GOAL OF THE EXERCISE:
Copy the records between the lines holding "allow-other-answer-radiogroup: Yes No" and "chevron-down-icon: ▼ — [526, 324, 534, 334]", inclusive, swapping "value-input-1" for "answer-input-1" and leaving everything else as it stands.

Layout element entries
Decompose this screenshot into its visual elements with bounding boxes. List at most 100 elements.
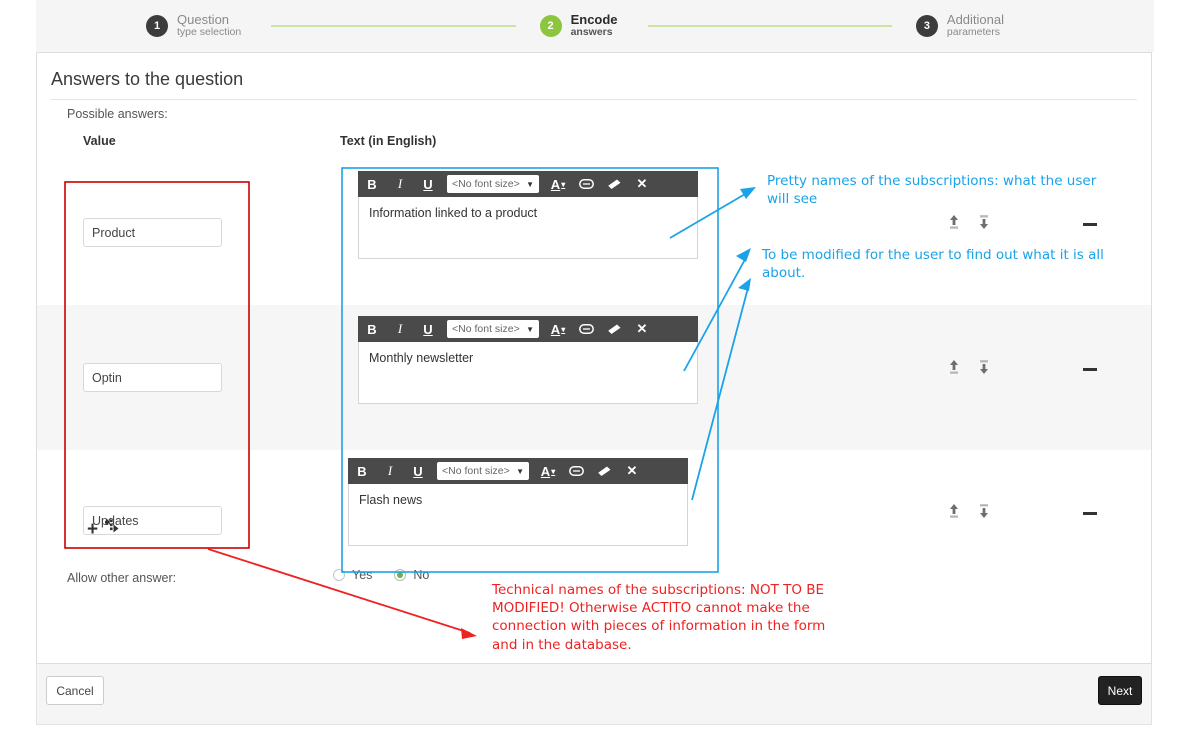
allow-other-answer-radiogroup: Yes No — [333, 568, 451, 582]
font-size-select-2[interactable]: <No font size> ▼ — [447, 320, 539, 338]
value-input-1[interactable] — [83, 218, 222, 247]
chevron-down-icon: ▼ — [526, 324, 534, 334]
table-row: B I U <No font size> ▼ A▾ — [37, 450, 1151, 591]
next-button[interactable]: Next — [1098, 676, 1142, 705]
italic-button-1[interactable]: I — [386, 171, 414, 197]
answers-panel: Answers to the question Possible answers… — [36, 52, 1152, 664]
eraser-icon[interactable] — [600, 171, 628, 197]
chevron-down-icon: ▼ — [526, 179, 534, 189]
step-2-title: Encode — [570, 12, 618, 28]
row-actions-1 — [947, 214, 1097, 234]
chevron-down-icon: ▾ — [561, 179, 566, 189]
link-icon[interactable] — [562, 458, 590, 484]
add-multiple-icon — [104, 518, 121, 540]
editor-body-3[interactable]: Flash news — [348, 484, 688, 546]
wizard-footer: Cancel Next — [36, 664, 1152, 725]
bold-button-2[interactable]: B — [358, 316, 386, 342]
step-connector-1 — [271, 25, 516, 27]
remove-format-button-2[interactable]: ✕ — [628, 316, 656, 342]
font-color-button-2[interactable]: A ▾ — [544, 316, 572, 342]
allow-other-answer-label: Allow other answer: — [67, 571, 177, 585]
possible-answers-label: Possible answers: — [67, 107, 168, 121]
editor-toolbar-3: B I U <No font size> ▼ A ▾ ✕ — [348, 458, 688, 484]
remove-format-button-1[interactable]: ✕ — [628, 171, 656, 197]
remove-row-button-2[interactable] — [1083, 367, 1097, 371]
move-to-top-icon[interactable] — [947, 503, 967, 523]
underline-button-1[interactable]: U — [414, 171, 442, 197]
cancel-button[interactable]: Cancel — [46, 676, 104, 705]
underline-button-2[interactable]: U — [414, 316, 442, 342]
step-3-text: Additional parameters — [947, 13, 1004, 38]
plus-icon: + — [87, 518, 99, 540]
row-actions-3 — [947, 503, 1097, 523]
bold-button-1[interactable]: B — [358, 171, 386, 197]
editor-body-2[interactable]: Monthly newsletter — [358, 342, 698, 404]
step-2-number: 2 — [539, 14, 562, 37]
font-size-select-3[interactable]: <No font size> ▼ — [437, 462, 529, 480]
move-to-top-glyph — [950, 360, 958, 374]
editor-body-1[interactable]: Information linked to a product — [358, 197, 698, 259]
chevron-down-icon: ▼ — [516, 466, 524, 476]
step-2-subtitle: answers — [570, 26, 613, 39]
step-connector-2 — [647, 25, 892, 27]
annotation-technical-names: Technical names of the subscriptions: NO… — [492, 582, 826, 653]
italic-button-2[interactable]: I — [386, 316, 414, 342]
font-size-value-3: <No font size> — [442, 465, 510, 477]
radio-no[interactable] — [394, 569, 407, 581]
table-row: B I U <No font size> ▼ A▾ — [37, 305, 1151, 450]
eraser-icon[interactable] — [590, 458, 618, 484]
wizard-step-3[interactable]: 3 Additional parameters — [915, 13, 1004, 38]
remove-row-icon — [1083, 367, 1097, 371]
font-color-button-3[interactable]: A ▾ — [534, 458, 562, 484]
font-color-label-3: A — [540, 463, 551, 479]
radio-no-label[interactable]: No — [413, 568, 429, 582]
page-title: Answers to the question — [51, 69, 244, 89]
wizard-step-2[interactable]: 2 Encode answers — [539, 13, 618, 38]
link-icon-glyph — [568, 466, 584, 476]
link-icon[interactable] — [572, 171, 600, 197]
move-to-top-icon[interactable] — [947, 359, 967, 379]
move-to-bottom-icon[interactable] — [977, 503, 997, 523]
radio-yes-label[interactable]: Yes — [352, 568, 372, 582]
rich-text-editor-1: B I U <No font size> ▼ A ▾ ✕ Information… — [358, 171, 698, 259]
annotation-pretty-names: Pretty names of the subscriptions: what … — [767, 173, 1097, 208]
rich-text-editor-3: B I U <No font size> ▼ A ▾ ✕ Flash news — [348, 458, 688, 546]
move-to-top-icon[interactable] — [947, 214, 967, 234]
remove-format-button-3[interactable]: ✕ — [618, 458, 646, 484]
eraser-icon-glyph — [607, 324, 620, 334]
link-icon-glyph — [578, 179, 594, 189]
annotation-to-be-modified: To be modified for the user to find out … — [762, 247, 1104, 282]
link-icon[interactable] — [572, 316, 600, 342]
value-input-2[interactable] — [83, 363, 222, 392]
rich-text-editor-2: B I U <No font size> ▼ A ▾ ✕ Monthly new… — [358, 316, 698, 404]
font-size-select-1[interactable]: <No font size> ▼ — [447, 175, 539, 193]
font-color-label-2: A — [550, 321, 561, 337]
move-to-bottom-glyph — [980, 215, 988, 229]
add-answer-button[interactable]: + — [87, 518, 121, 540]
move-to-bottom-icon[interactable] — [977, 214, 997, 234]
step-3-subtitle: parameters — [946, 26, 1001, 39]
title-divider — [51, 99, 1137, 100]
step-1-subtitle: type selection — [177, 26, 242, 39]
column-header-text: Text (in English) — [340, 134, 437, 148]
move-to-bottom-glyph — [980, 504, 988, 518]
step-2-text: Encode answers — [571, 13, 618, 38]
font-size-value-1: <No font size> — [452, 178, 520, 190]
wizard-step-1[interactable]: 1 Question type selection — [146, 13, 241, 38]
step-1-title: Question — [177, 12, 230, 28]
chevron-down-icon: ▾ — [551, 466, 556, 476]
eraser-icon-glyph — [597, 466, 610, 476]
move-to-bottom-icon[interactable] — [977, 359, 997, 379]
remove-row-button-3[interactable] — [1083, 511, 1097, 515]
remove-row-button-1[interactable] — [1083, 222, 1097, 226]
link-icon-glyph — [578, 324, 594, 334]
add-multiple-glyph — [105, 519, 119, 533]
chevron-down-icon: ▾ — [561, 324, 566, 334]
underline-button-3[interactable]: U — [404, 458, 432, 484]
italic-button-3[interactable]: I — [376, 458, 404, 484]
eraser-icon[interactable] — [600, 316, 628, 342]
remove-row-icon — [1083, 222, 1097, 226]
radio-yes[interactable] — [333, 569, 345, 581]
font-color-button-1[interactable]: A ▾ — [544, 171, 572, 197]
bold-button-3[interactable]: B — [348, 458, 376, 484]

OUTPUT OF THE TASK:
allow-other-answer-radiogroup: Yes No — [333, 568, 451, 582]
font-size-select-2[interactable]: <No font size> ▼ — [447, 320, 539, 338]
answer-input-1[interactable] — [83, 218, 222, 247]
chevron-down-icon: ▼ — [526, 324, 534, 334]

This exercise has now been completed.